Please present all of the rows below as a Markdown table with two columns, Number and Entry, giving each row its number and its line and leaving out any blank lines.
--- start of RECORDS FOR PROCESSING ---
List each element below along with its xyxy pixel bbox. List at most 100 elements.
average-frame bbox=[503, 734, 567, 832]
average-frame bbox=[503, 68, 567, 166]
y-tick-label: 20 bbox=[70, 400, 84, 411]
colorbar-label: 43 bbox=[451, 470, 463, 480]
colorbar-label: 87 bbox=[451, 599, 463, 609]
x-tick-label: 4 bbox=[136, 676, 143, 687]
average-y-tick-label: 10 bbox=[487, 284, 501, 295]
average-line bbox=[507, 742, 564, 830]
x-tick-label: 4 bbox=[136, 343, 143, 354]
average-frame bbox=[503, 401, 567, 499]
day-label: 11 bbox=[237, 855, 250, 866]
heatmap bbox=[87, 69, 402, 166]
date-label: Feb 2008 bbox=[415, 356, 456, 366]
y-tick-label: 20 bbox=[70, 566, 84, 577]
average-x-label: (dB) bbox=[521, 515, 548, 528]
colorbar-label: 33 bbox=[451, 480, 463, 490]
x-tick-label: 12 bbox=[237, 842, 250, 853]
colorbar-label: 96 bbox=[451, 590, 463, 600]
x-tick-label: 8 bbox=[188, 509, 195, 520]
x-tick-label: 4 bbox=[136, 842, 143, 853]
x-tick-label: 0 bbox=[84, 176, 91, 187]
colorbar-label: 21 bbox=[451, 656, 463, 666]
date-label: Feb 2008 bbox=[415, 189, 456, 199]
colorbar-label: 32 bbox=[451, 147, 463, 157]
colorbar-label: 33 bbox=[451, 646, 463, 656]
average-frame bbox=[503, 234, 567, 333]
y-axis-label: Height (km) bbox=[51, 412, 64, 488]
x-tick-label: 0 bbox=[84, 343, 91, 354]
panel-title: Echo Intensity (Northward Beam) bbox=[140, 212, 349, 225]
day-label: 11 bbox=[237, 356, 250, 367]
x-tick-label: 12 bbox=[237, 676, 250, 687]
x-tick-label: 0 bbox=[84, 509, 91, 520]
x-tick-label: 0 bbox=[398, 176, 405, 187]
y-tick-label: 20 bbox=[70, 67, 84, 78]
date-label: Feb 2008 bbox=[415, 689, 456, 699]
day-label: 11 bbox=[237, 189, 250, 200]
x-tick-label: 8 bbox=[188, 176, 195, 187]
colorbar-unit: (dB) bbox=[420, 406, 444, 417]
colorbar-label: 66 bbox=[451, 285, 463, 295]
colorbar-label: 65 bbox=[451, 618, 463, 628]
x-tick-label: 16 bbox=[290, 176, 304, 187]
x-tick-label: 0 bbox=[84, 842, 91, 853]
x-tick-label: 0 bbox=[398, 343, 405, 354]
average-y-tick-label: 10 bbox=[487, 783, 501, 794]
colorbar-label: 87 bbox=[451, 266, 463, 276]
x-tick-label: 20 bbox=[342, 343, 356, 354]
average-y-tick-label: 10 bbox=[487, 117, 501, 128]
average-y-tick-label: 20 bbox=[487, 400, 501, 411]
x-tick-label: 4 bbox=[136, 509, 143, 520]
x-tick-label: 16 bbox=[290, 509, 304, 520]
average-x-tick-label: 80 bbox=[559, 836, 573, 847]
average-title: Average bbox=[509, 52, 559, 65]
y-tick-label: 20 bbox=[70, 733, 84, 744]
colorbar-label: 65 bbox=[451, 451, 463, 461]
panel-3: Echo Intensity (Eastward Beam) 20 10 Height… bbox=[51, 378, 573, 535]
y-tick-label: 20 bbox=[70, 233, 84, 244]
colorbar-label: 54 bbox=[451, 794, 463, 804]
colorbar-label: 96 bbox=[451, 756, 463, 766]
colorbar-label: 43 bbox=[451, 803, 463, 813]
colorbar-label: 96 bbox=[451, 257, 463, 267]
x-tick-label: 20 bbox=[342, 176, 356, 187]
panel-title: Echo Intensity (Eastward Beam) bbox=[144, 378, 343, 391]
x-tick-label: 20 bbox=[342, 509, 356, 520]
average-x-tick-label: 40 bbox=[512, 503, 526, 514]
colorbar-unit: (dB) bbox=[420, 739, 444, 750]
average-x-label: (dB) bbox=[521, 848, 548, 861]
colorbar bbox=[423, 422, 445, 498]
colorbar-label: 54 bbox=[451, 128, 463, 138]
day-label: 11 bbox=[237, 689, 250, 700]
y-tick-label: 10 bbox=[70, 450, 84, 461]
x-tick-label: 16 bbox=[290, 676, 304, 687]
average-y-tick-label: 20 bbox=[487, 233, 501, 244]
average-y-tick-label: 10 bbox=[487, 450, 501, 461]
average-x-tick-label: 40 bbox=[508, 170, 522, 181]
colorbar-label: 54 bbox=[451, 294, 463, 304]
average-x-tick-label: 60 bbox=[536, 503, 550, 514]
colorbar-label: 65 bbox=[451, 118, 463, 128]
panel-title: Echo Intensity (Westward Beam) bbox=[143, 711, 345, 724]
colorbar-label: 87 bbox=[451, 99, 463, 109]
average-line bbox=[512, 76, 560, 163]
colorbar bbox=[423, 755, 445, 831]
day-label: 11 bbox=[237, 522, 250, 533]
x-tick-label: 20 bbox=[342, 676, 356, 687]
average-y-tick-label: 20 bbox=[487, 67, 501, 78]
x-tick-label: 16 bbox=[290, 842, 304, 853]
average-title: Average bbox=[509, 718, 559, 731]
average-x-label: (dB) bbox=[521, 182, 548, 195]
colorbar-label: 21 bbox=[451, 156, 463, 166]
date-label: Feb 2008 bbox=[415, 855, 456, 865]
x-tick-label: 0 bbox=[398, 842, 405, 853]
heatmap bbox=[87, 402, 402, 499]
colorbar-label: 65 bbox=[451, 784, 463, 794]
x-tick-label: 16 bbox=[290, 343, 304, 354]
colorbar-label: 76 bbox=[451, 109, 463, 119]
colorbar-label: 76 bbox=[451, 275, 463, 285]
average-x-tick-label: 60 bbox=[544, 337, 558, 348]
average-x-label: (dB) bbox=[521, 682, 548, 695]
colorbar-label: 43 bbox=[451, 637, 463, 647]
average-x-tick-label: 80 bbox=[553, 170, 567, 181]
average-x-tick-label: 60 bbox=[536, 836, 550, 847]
--- end of RECORDS FOR PROCESSING ---
RESPONSE TO THE TASK ▸
| Number | Entry |
|---|---|
| 1 | List each element below along with its xyxy pixel bbox. List at most 100 elements. |
| 2 | average-frame bbox=[503, 734, 567, 832] |
| 3 | average-frame bbox=[503, 68, 567, 166] |
| 4 | y-tick-label: 20 bbox=[70, 400, 84, 411] |
| 5 | colorbar-label: 43 bbox=[451, 470, 463, 480] |
| 6 | colorbar-label: 87 bbox=[451, 599, 463, 609] |
| 7 | x-tick-label: 4 bbox=[136, 676, 143, 687] |
| 8 | average-y-tick-label: 10 bbox=[487, 284, 501, 295] |
| 9 | average-line bbox=[507, 742, 564, 830] |
| 10 | x-tick-label: 4 bbox=[136, 343, 143, 354] |
| 11 | average-frame bbox=[503, 401, 567, 499] |
| 12 | day-label: 11 bbox=[237, 855, 250, 866] |
| 13 | heatmap bbox=[87, 69, 402, 166] |
| 14 | date-label: Feb 2008 bbox=[415, 356, 456, 366] |
| 15 | y-tick-label: 20 bbox=[70, 566, 84, 577] |
| 16 | average-x-label: (dB) bbox=[521, 515, 548, 528] |
| 17 | colorbar-label: 33 bbox=[451, 480, 463, 490] |
| 18 | x-tick-label: 12 bbox=[237, 842, 250, 853] |
| 19 | colorbar-label: 96 bbox=[451, 590, 463, 600] |
| 20 | x-tick-label: 8 bbox=[188, 509, 195, 520] |
| 21 | x-tick-label: 4 bbox=[136, 842, 143, 853] |
| 22 | x-tick-label: 0 bbox=[84, 176, 91, 187] |
| 23 | colorbar-label: 21 bbox=[451, 656, 463, 666] |
| 24 | date-label: Feb 2008 bbox=[415, 189, 456, 199] |
| 25 | colorbar-label: 32 bbox=[451, 147, 463, 157] |
| 26 | colorbar-label: 33 bbox=[451, 646, 463, 656] |
| 27 | average-frame bbox=[503, 234, 567, 333] |
| 28 | y-axis-label: Height (km) bbox=[51, 412, 64, 488] |
| 29 | x-tick-label: 0 bbox=[84, 343, 91, 354] |
| 30 | panel-title: Echo Intensity (Northward Beam) bbox=[140, 212, 349, 225] |
| 31 | day-label: 11 bbox=[237, 356, 250, 367] |
| 32 | x-tick-label: 12 bbox=[237, 676, 250, 687] |
| 33 | x-tick-label: 0 bbox=[84, 509, 91, 520] |
| 34 | x-tick-label: 0 bbox=[398, 176, 405, 187] |
| 35 | y-tick-label: 20 bbox=[70, 67, 84, 78] |
| 36 | date-label: Feb 2008 bbox=[415, 689, 456, 699] |
| 37 | day-label: 11 bbox=[237, 189, 250, 200] |
| 38 | x-tick-label: 8 bbox=[188, 176, 195, 187] |
| 39 | colorbar-unit: (dB) bbox=[420, 406, 444, 417] |
| 40 | colorbar-label: 66 bbox=[451, 285, 463, 295] |
| 41 | colorbar-label: 65 bbox=[451, 618, 463, 628] |
| 42 | x-tick-label: 16 bbox=[290, 176, 304, 187] |
| 43 | x-tick-label: 0 bbox=[84, 842, 91, 853] |
| 44 | x-tick-label: 0 bbox=[398, 343, 405, 354] |
| 45 | average-y-tick-label: 10 bbox=[487, 783, 501, 794] |
| 46 | colorbar-label: 87 bbox=[451, 266, 463, 276] |
| 47 | x-tick-label: 20 bbox=[342, 343, 356, 354] |
| 48 | average-y-tick-label: 10 bbox=[487, 117, 501, 128] |
| 49 | average-y-tick-label: 20 bbox=[487, 400, 501, 411] |
| 50 | x-tick-label: 4 bbox=[136, 509, 143, 520] |
| 51 | x-tick-label: 16 bbox=[290, 509, 304, 520] |
| 52 | average-x-tick-label: 80 bbox=[559, 836, 573, 847] |
| 53 | average-title: Average bbox=[509, 52, 559, 65] |
| 54 | y-tick-label: 20 bbox=[70, 733, 84, 744] |
| 55 | colorbar-label: 65 bbox=[451, 451, 463, 461] |
| 56 | panel-3: Echo Intensity (Eastward Beam) 20 10 Height… bbox=[51, 378, 573, 535] |
| 57 | y-tick-label: 20 bbox=[70, 233, 84, 244] |
| 58 | colorbar-label: 54 bbox=[451, 794, 463, 804] |
| 59 | colorbar-label: 96 bbox=[451, 756, 463, 766] |
| 60 | colorbar-label: 43 bbox=[451, 803, 463, 813] |
| 61 | colorbar-label: 96 bbox=[451, 257, 463, 267] |
| 62 | x-tick-label: 20 bbox=[342, 176, 356, 187] |
| 63 | panel-title: Echo Intensity (Eastward Beam) bbox=[144, 378, 343, 391] |
| 64 | x-tick-label: 20 bbox=[342, 509, 356, 520] |
| 65 | average-x-tick-label: 40 bbox=[512, 503, 526, 514] |
| 66 | colorbar-unit: (dB) bbox=[420, 739, 444, 750] |
| 67 | average-x-label: (dB) bbox=[521, 848, 548, 861] |
| 68 | colorbar bbox=[423, 422, 445, 498] |
| 69 | colorbar-label: 54 bbox=[451, 128, 463, 138] |
| 70 | day-label: 11 bbox=[237, 689, 250, 700] |
| 71 | y-tick-label: 10 bbox=[70, 450, 84, 461] |
| 72 | x-tick-label: 16 bbox=[290, 676, 304, 687] |
| 73 | average-y-tick-label: 20 bbox=[487, 233, 501, 244] |
| 74 | average-y-tick-label: 10 bbox=[487, 450, 501, 461] |
| 75 | average-x-tick-label: 40 bbox=[508, 170, 522, 181] |
| 76 | colorbar-label: 54 bbox=[451, 294, 463, 304] |
| 77 | average-x-tick-label: 60 bbox=[536, 503, 550, 514] |
| 78 | colorbar-label: 65 bbox=[451, 118, 463, 128] |
| 79 | panel-title: Echo Intensity (Westward Beam) bbox=[143, 711, 345, 724] |
| 80 | colorbar-label: 87 bbox=[451, 99, 463, 109] |
| 81 | average-line bbox=[512, 76, 560, 163] |
| 82 | colorbar bbox=[423, 755, 445, 831] |
| 83 | day-label: 11 bbox=[237, 522, 250, 533] |
| 84 | x-tick-label: 20 bbox=[342, 676, 356, 687] |
| 85 | average-y-tick-label: 20 bbox=[487, 67, 501, 78] |
| 86 | x-tick-label: 16 bbox=[290, 842, 304, 853] |
| 87 | average-title: Average bbox=[509, 718, 559, 731] |
| 88 | average-x-label: (dB) bbox=[521, 182, 548, 195] |
| 89 | colorbar-label: 21 bbox=[451, 156, 463, 166] |
| 90 | date-label: Feb 2008 bbox=[415, 855, 456, 865] |
| 91 | x-tick-label: 0 bbox=[398, 842, 405, 853] |
| 92 | heatmap bbox=[87, 402, 402, 499] |
| 93 | colorbar-label: 65 bbox=[451, 784, 463, 794] |
| 94 | x-tick-label: 16 bbox=[290, 343, 304, 354] |
| 95 | colorbar-label: 76 bbox=[451, 109, 463, 119] |
| 96 | colorbar-label: 76 bbox=[451, 275, 463, 285] |
| 97 | average-x-tick-label: 60 bbox=[544, 337, 558, 348] |
| 98 | average-x-label: (dB) bbox=[521, 682, 548, 695] |
| 99 | colorbar-label: 43 bbox=[451, 637, 463, 647] |
| 100 | average-x-tick-label: 80 bbox=[553, 170, 567, 181] |
| 101 | average-x-tick-label: 60 bbox=[536, 836, 550, 847] |